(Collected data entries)
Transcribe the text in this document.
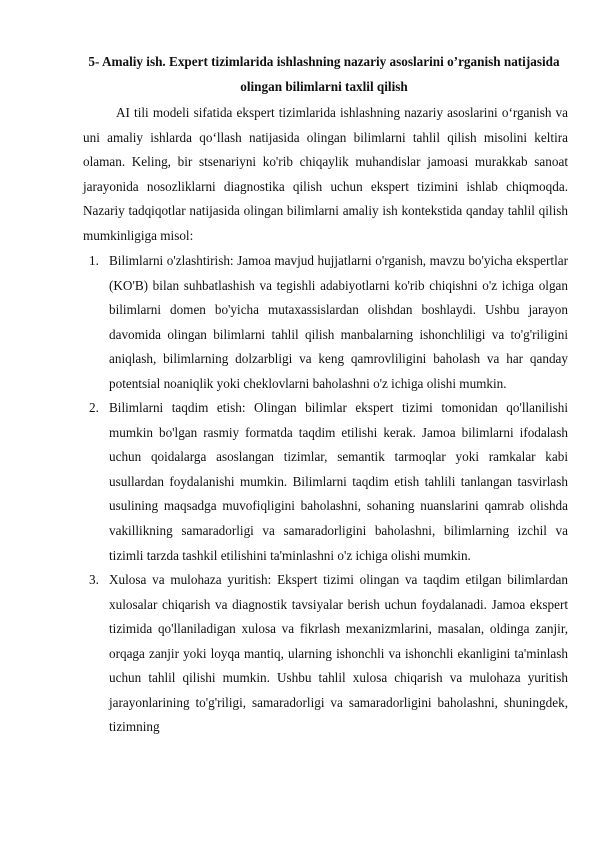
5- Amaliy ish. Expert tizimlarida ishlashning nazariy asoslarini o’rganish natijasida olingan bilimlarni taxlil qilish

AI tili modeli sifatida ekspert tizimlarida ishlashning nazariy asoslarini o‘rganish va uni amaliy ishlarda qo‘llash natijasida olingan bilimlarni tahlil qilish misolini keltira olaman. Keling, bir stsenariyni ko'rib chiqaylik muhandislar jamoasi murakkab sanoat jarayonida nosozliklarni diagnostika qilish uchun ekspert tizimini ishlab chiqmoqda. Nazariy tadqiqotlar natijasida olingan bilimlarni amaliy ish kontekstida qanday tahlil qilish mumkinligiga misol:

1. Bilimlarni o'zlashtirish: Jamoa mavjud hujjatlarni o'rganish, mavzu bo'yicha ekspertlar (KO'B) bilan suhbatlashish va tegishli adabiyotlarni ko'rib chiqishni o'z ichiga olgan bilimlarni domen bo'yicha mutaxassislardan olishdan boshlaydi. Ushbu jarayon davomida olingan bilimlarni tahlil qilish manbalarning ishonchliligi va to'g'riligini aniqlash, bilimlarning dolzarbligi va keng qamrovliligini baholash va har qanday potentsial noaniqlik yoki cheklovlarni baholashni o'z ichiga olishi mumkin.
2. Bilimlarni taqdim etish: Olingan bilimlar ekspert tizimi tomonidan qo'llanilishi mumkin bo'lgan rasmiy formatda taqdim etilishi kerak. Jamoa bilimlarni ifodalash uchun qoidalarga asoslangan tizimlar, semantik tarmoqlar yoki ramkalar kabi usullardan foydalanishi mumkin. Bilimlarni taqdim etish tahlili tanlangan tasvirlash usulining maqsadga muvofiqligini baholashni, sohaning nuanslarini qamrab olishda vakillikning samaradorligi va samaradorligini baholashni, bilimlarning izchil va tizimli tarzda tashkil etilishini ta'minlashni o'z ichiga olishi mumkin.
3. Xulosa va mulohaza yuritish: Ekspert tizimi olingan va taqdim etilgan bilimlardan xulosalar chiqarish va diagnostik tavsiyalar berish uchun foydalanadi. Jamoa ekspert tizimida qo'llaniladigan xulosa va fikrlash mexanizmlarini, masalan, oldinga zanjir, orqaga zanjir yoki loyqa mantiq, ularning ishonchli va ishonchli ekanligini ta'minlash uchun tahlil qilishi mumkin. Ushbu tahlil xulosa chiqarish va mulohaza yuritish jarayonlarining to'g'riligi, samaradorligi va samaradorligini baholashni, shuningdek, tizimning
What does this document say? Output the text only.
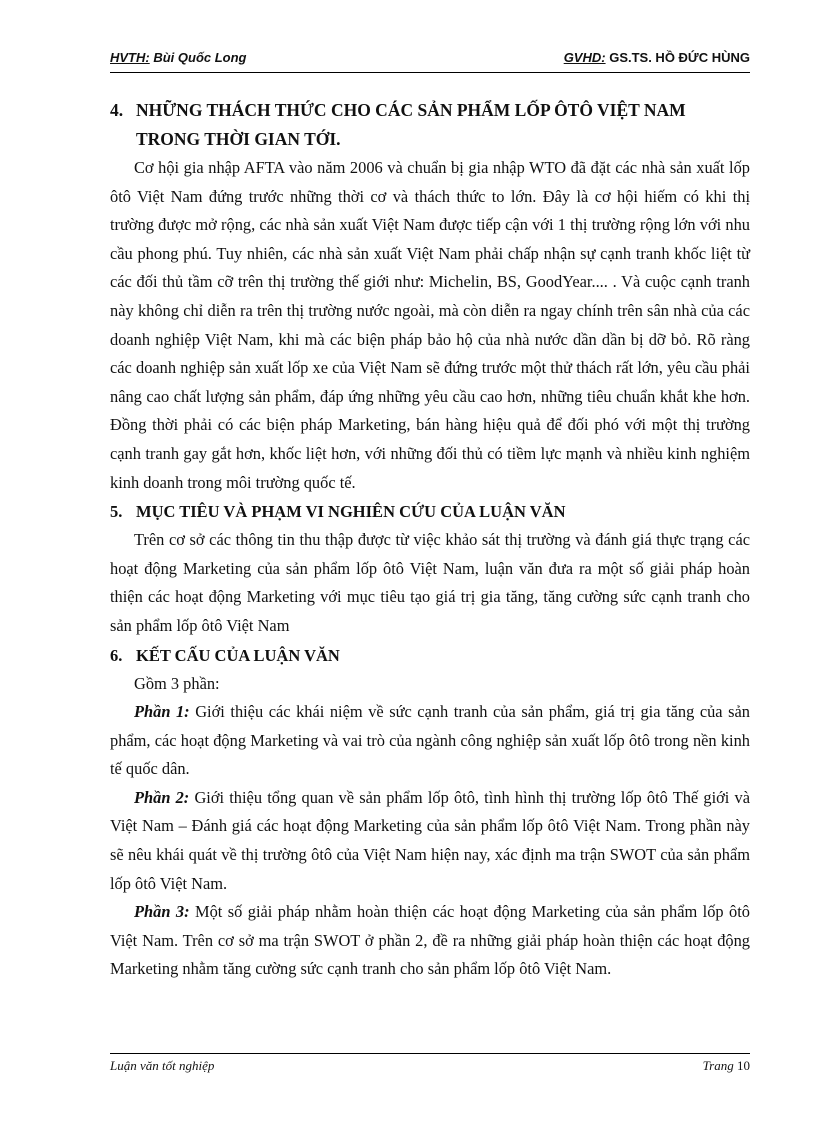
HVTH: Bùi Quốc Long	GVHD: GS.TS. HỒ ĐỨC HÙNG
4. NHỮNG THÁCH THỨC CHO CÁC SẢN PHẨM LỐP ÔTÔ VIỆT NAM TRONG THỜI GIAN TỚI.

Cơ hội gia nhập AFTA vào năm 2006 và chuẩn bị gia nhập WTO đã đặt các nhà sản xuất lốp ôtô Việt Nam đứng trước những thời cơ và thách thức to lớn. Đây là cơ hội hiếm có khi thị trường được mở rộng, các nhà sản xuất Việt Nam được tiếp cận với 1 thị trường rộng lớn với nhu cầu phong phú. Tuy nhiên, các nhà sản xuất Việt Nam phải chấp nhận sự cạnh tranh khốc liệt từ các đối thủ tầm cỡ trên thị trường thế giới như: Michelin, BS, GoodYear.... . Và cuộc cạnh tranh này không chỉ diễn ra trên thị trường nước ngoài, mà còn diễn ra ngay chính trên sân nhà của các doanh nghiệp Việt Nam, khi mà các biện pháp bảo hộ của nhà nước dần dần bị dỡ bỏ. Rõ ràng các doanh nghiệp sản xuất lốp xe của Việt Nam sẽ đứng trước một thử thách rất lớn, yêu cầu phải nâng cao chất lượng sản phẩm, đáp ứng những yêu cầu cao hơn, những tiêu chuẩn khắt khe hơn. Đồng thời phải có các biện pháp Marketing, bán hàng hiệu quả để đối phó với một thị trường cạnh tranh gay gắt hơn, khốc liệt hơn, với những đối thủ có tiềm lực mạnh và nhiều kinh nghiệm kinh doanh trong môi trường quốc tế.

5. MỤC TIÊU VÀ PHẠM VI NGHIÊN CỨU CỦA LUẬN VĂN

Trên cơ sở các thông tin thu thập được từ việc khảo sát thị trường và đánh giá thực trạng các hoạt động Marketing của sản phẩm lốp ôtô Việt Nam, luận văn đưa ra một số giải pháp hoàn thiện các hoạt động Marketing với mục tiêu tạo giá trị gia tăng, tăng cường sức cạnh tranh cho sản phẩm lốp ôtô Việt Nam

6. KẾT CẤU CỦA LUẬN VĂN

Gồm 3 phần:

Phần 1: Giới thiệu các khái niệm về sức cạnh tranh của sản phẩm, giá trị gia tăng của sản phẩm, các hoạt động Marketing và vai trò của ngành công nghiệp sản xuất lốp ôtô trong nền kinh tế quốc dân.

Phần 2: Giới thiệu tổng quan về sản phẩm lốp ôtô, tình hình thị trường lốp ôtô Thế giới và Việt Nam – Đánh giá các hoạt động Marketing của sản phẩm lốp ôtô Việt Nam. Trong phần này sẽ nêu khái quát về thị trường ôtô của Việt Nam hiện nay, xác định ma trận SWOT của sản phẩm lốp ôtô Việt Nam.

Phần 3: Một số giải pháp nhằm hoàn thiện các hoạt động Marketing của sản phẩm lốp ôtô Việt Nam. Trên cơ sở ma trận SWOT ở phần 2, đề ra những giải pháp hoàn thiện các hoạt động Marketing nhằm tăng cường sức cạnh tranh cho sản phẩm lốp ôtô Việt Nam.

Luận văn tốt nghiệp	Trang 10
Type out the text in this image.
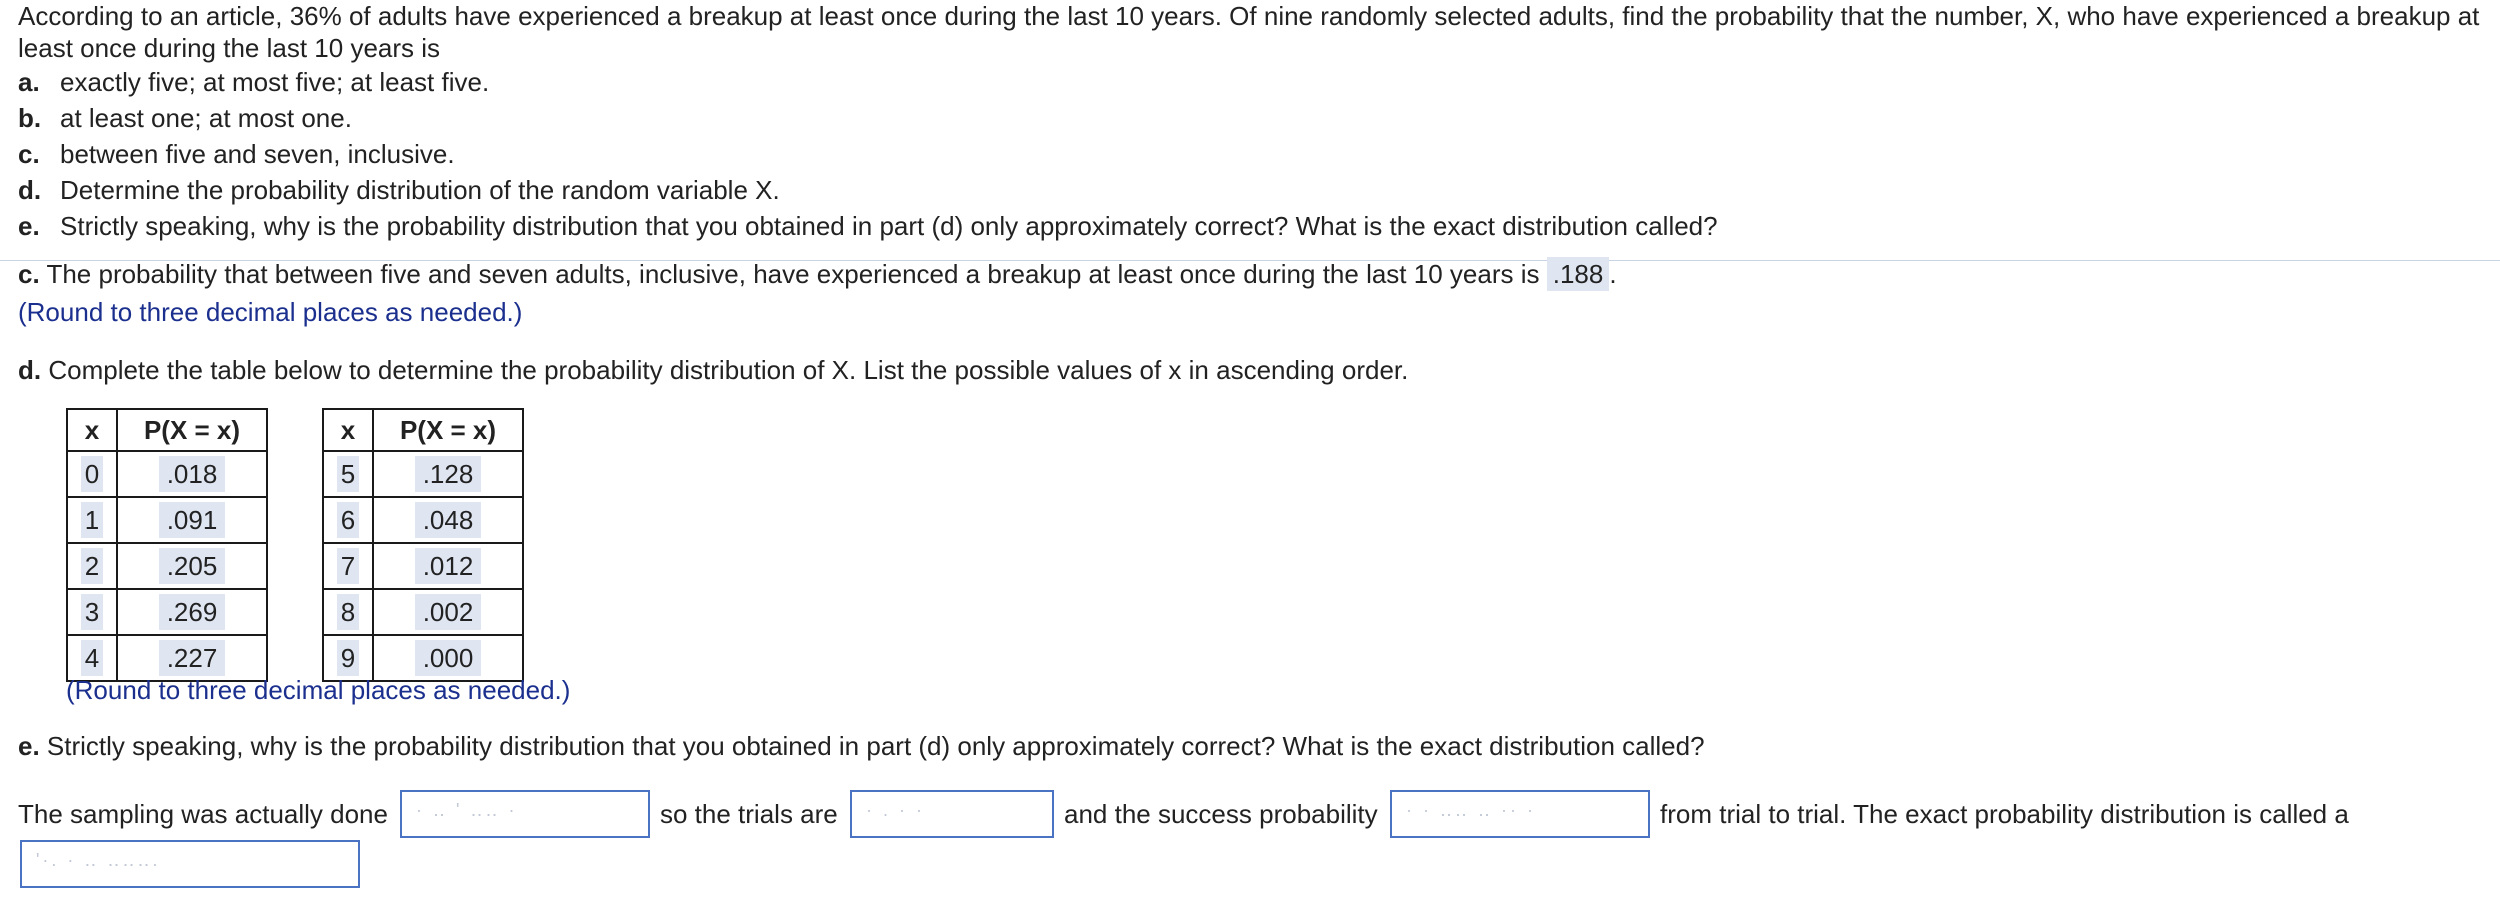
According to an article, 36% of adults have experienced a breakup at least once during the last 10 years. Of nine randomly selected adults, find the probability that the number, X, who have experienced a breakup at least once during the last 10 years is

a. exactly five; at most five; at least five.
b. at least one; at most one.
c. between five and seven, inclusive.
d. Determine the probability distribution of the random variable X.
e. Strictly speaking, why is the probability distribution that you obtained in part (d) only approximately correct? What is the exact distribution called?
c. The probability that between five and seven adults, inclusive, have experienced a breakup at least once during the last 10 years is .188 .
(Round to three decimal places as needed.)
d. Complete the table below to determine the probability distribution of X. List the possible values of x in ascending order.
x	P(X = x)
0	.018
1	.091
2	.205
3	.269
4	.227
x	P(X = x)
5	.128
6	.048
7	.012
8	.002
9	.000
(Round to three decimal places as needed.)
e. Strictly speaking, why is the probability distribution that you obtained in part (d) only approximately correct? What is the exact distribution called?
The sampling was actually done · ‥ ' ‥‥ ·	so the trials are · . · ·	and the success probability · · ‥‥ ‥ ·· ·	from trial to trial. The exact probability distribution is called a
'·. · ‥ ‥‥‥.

[WHAT TO PRODUCE]: Quote the records above in full, dropping each picture.

[EXPECTED ANSWER]:
Transcribe the text in this document.
5- Amaliy ish. Expert tizimlarida ishlashning nazariy asoslarini o’rganish natijasida olingan bilimlarni taxlil qilish

AI tili modeli sifatida ekspert tizimlarida ishlashning nazariy asoslarini o‘rganish va uni amaliy ishlarda qo‘llash natijasida olingan bilimlarni tahlil qilish misolini keltira olaman. Keling, bir stsenariyni ko'rib chiqaylik muhandislar jamoasi murakkab sanoat jarayonida nosozliklarni diagnostika qilish uchun ekspert tizimini ishlab chiqmoqda. Nazariy tadqiqotlar natijasida olingan bilimlarni amaliy ish kontekstida qanday tahlil qilish mumkinligiga misol:

1. Bilimlarni o'zlashtirish: Jamoa mavjud hujjatlarni o'rganish, mavzu bo'yicha ekspertlar (KO'B) bilan suhbatlashish va tegishli adabiyotlarni ko'rib chiqishni o'z ichiga olgan bilimlarni domen bo'yicha mutaxassislardan olishdan boshlaydi. Ushbu jarayon davomida olingan bilimlarni tahlil qilish manbalarning ishonchliligi va to'g'riligini aniqlash, bilimlarning dolzarbligi va keng qamrovliligini baholash va har qanday potentsial noaniqlik yoki cheklovlarni baholashni o'z ichiga olishi mumkin.
2. Bilimlarni taqdim etish: Olingan bilimlar ekspert tizimi tomonidan qo'llanilishi mumkin bo'lgan rasmiy formatda taqdim etilishi kerak. Jamoa bilimlarni ifodalash uchun qoidalarga asoslangan tizimlar, semantik tarmoqlar yoki ramkalar kabi usullardan foydalanishi mumkin. Bilimlarni taqdim etish tahlili tanlangan tasvirlash usulining maqsadga muvofiqligini baholashni, sohaning nuanslarini qamrab olishda vakillikning samaradorligi va samaradorligini baholashni, bilimlarning izchil va tizimli tarzda tashkil etilishini ta'minlashni o'z ichiga olishi mumkin.
3. Xulosa va mulohaza yuritish: Ekspert tizimi olingan va taqdim etilgan bilimlardan xulosalar chiqarish va diagnostik tavsiyalar berish uchun foydalanadi. Jamoa ekspert tizimida qo'llaniladigan xulosa va fikrlash mexanizmlarini, masalan, oldinga zanjir, orqaga zanjir yoki loyqa mantiq, ularning ishonchli va ishonchli ekanligini ta'minlash uchun tahlil qilishi mumkin. Ushbu tahlil xulosa chiqarish va mulohaza yuritish jarayonlarining to'g'riligi, samaradorligi va samaradorligini baholashni, shuningdek, tizimning
What does this document say? Output the text only.
HVTH: Bùi Quốc Long	GVHD: GS.TS. HỒ ĐỨC HÙNG
4. NHỮNG THÁCH THỨC CHO CÁC SẢN PHẨM LỐP ÔTÔ VIỆT NAM TRONG THỜI GIAN TỚI.

Cơ hội gia nhập AFTA vào năm 2006 và chuẩn bị gia nhập WTO đã đặt các nhà sản xuất lốp ôtô Việt Nam đứng trước những thời cơ và thách thức to lớn. Đây là cơ hội hiếm có khi thị trường được mở rộng, các nhà sản xuất Việt Nam được tiếp cận với 1 thị trường rộng lớn với nhu cầu phong phú. Tuy nhiên, các nhà sản xuất Việt Nam phải chấp nhận sự cạnh tranh khốc liệt từ các đối thủ tầm cỡ trên thị trường thế giới như: Michelin, BS, GoodYear.... . Và cuộc cạnh tranh này không chỉ diễn ra trên thị trường nước ngoài, mà còn diễn ra ngay chính trên sân nhà của các doanh nghiệp Việt Nam, khi mà các biện pháp bảo hộ của nhà nước dần dần bị dỡ bỏ. Rõ ràng các doanh nghiệp sản xuất lốp xe của Việt Nam sẽ đứng trước một thử thách rất lớn, yêu cầu phải nâng cao chất lượng sản phẩm, đáp ứng những yêu cầu cao hơn, những tiêu chuẩn khắt khe hơn. Đồng thời phải có các biện pháp Marketing, bán hàng hiệu quả để đối phó với một thị trường cạnh tranh gay gắt hơn, khốc liệt hơn, với những đối thủ có tiềm lực mạnh và nhiều kinh nghiệm kinh doanh trong môi trường quốc tế.

5. MỤC TIÊU VÀ PHẠM VI NGHIÊN CỨU CỦA LUẬN VĂN

Trên cơ sở các thông tin thu thập được từ việc khảo sát thị trường và đánh giá thực trạng các hoạt động Marketing của sản phẩm lốp ôtô Việt Nam, luận văn đưa ra một số giải pháp hoàn thiện các hoạt động Marketing với mục tiêu tạo giá trị gia tăng, tăng cường sức cạnh tranh cho sản phẩm lốp ôtô Việt Nam

6. KẾT CẤU CỦA LUẬN VĂN

Gồm 3 phần:

Phần 1: Giới thiệu các khái niệm về sức cạnh tranh của sản phẩm, giá trị gia tăng của sản phẩm, các hoạt động Marketing và vai trò của ngành công nghiệp sản xuất lốp ôtô trong nền kinh tế quốc dân.

Phần 2: Giới thiệu tổng quan về sản phẩm lốp ôtô, tình hình thị trường lốp ôtô Thế giới và Việt Nam – Đánh giá các hoạt động Marketing của sản phẩm lốp ôtô Việt Nam. Trong phần này sẽ nêu khái quát về thị trường ôtô của Việt Nam hiện nay, xác định ma trận SWOT của sản phẩm lốp ôtô Việt Nam.

Phần 3: Một số giải pháp nhằm hoàn thiện các hoạt động Marketing của sản phẩm lốp ôtô Việt Nam. Trên cơ sở ma trận SWOT ở phần 2, đề ra những giải pháp hoàn thiện các hoạt động Marketing nhằm tăng cường sức cạnh tranh cho sản phẩm lốp ôtô Việt Nam.

Luận văn tốt nghiệp	Trang 10
Type out the text in this image.
According to an article, 36% of adults have experienced a breakup at least once during the last 10 years. Of nine randomly selected adults, find the probability that the number, X, who have experienced a breakup at least once during the last 10 years is

a. exactly five; at most five; at least five.
b. at least one; at most one.
c. between five and seven, inclusive.
d. Determine the probability distribution of the random variable X.
e. Strictly speaking, why is the probability distribution that you obtained in part (d) only approximately correct? What is the exact distribution called?
c. The probability that between five and seven adults, inclusive, have experienced a breakup at least once during the last 10 years is .188 .
(Round to three decimal places as needed.)
d. Complete the table below to determine the probability distribution of X. List the possible values of x in ascending order.
x	P(X = x)
0	.018
1	.091
2	.205
3	.269
4	.227
x	P(X = x)
5	.128
6	.048
7	.012
8	.002
9	.000
(Round to three decimal places as needed.)
e. Strictly speaking, why is the probability distribution that you obtained in part (d) only approximately correct? What is the exact distribution called?
The sampling was actually done · ‥ ' ‥‥ ·	so the trials are · . · ·	and the success probability · · ‥‥ ‥ ·· ·	from trial to trial. The exact probability distribution is called a
'·. · ‥ ‥‥‥.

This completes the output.